(Figure record extracts)

--------------------------------------------------

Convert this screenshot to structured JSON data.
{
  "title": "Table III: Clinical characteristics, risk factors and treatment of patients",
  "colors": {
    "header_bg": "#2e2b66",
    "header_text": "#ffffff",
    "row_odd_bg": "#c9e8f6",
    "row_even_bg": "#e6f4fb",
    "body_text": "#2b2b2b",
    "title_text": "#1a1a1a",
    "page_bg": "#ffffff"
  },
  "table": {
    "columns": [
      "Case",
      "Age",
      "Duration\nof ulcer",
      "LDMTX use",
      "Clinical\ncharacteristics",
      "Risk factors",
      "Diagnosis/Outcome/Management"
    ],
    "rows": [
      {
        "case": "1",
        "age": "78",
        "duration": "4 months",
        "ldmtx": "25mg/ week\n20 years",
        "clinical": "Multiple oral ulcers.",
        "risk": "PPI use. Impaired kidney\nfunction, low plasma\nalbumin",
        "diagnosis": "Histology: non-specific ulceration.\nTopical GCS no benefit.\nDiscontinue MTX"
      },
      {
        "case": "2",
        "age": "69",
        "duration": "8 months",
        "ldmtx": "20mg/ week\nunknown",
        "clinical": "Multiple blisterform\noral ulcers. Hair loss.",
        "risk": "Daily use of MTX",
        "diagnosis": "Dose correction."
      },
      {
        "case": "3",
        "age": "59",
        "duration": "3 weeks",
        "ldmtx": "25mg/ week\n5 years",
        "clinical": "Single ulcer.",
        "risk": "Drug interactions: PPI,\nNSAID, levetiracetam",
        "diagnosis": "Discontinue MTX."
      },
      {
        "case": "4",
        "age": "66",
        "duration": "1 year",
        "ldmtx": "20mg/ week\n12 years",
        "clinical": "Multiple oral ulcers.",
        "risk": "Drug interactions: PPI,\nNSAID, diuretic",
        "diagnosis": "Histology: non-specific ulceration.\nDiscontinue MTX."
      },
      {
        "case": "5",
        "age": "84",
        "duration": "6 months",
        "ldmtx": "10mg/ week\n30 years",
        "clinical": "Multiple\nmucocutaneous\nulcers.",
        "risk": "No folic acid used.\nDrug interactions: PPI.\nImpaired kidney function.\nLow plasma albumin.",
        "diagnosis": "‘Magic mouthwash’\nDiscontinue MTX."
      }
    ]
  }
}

--------------------------------------------------

(DESCRIPTION OF THE TASK) Reply with the complete data above, every character as it stands.

(SOLUTION TO THE PROBLEM)
Convert this screenshot to structured JSON data.
{
  "title": "Table III: Clinical characteristics, risk factors and treatment of patients",
  "colors": {
    "header_bg": "#2e2b66",
    "header_text": "#ffffff",
    "row_odd_bg": "#c9e8f6",
    "row_even_bg": "#e6f4fb",
    "body_text": "#2b2b2b",
    "title_text": "#1a1a1a",
    "page_bg": "#ffffff"
  },
  "table": {
    "columns": [
      "Case",
      "Age",
      "Duration\nof ulcer",
      "LDMTX use",
      "Clinical\ncharacteristics",
      "Risk factors",
      "Diagnosis/Outcome/Management"
    ],
    "rows": [
      {
        "case": "1",
        "age": "78",
        "duration": "4 months",
        "ldmtx": "25mg/ week\n20 years",
        "clinical": "Multiple oral ulcers.",
        "risk": "PPI use. Impaired kidney\nfunction, low plasma\nalbumin",
        "diagnosis": "Histology: non-specific ulceration.\nTopical GCS no benefit.\nDiscontinue MTX"
      },
      {
        "case": "2",
        "age": "69",
        "duration": "8 months",
        "ldmtx": "20mg/ week\nunknown",
        "clinical": "Multiple blisterform\noral ulcers. Hair loss.",
        "risk": "Daily use of MTX",
        "diagnosis": "Dose correction."
      },
      {
        "case": "3",
        "age": "59",
        "duration": "3 weeks",
        "ldmtx": "25mg/ week\n5 years",
        "clinical": "Single ulcer.",
        "risk": "Drug interactions: PPI,\nNSAID, levetiracetam",
        "diagnosis": "Discontinue MTX."
      },
      {
        "case": "4",
        "age": "66",
        "duration": "1 year",
        "ldmtx": "20mg/ week\n12 years",
        "clinical": "Multiple oral ulcers.",
        "risk": "Drug interactions: PPI,\nNSAID, diuretic",
        "diagnosis": "Histology: non-specific ulceration.\nDiscontinue MTX."
      },
      {
        "case": "5",
        "age": "84",
        "duration": "6 months",
        "ldmtx": "10mg/ week\n30 years",
        "clinical": "Multiple\nmucocutaneous\nulcers.",
        "risk": "No folic acid used.\nDrug interactions: PPI.\nImpaired kidney function.\nLow plasma albumin.",
        "diagnosis": "‘Magic mouthwash’\nDiscontinue MTX."
      }
    ]
  }
}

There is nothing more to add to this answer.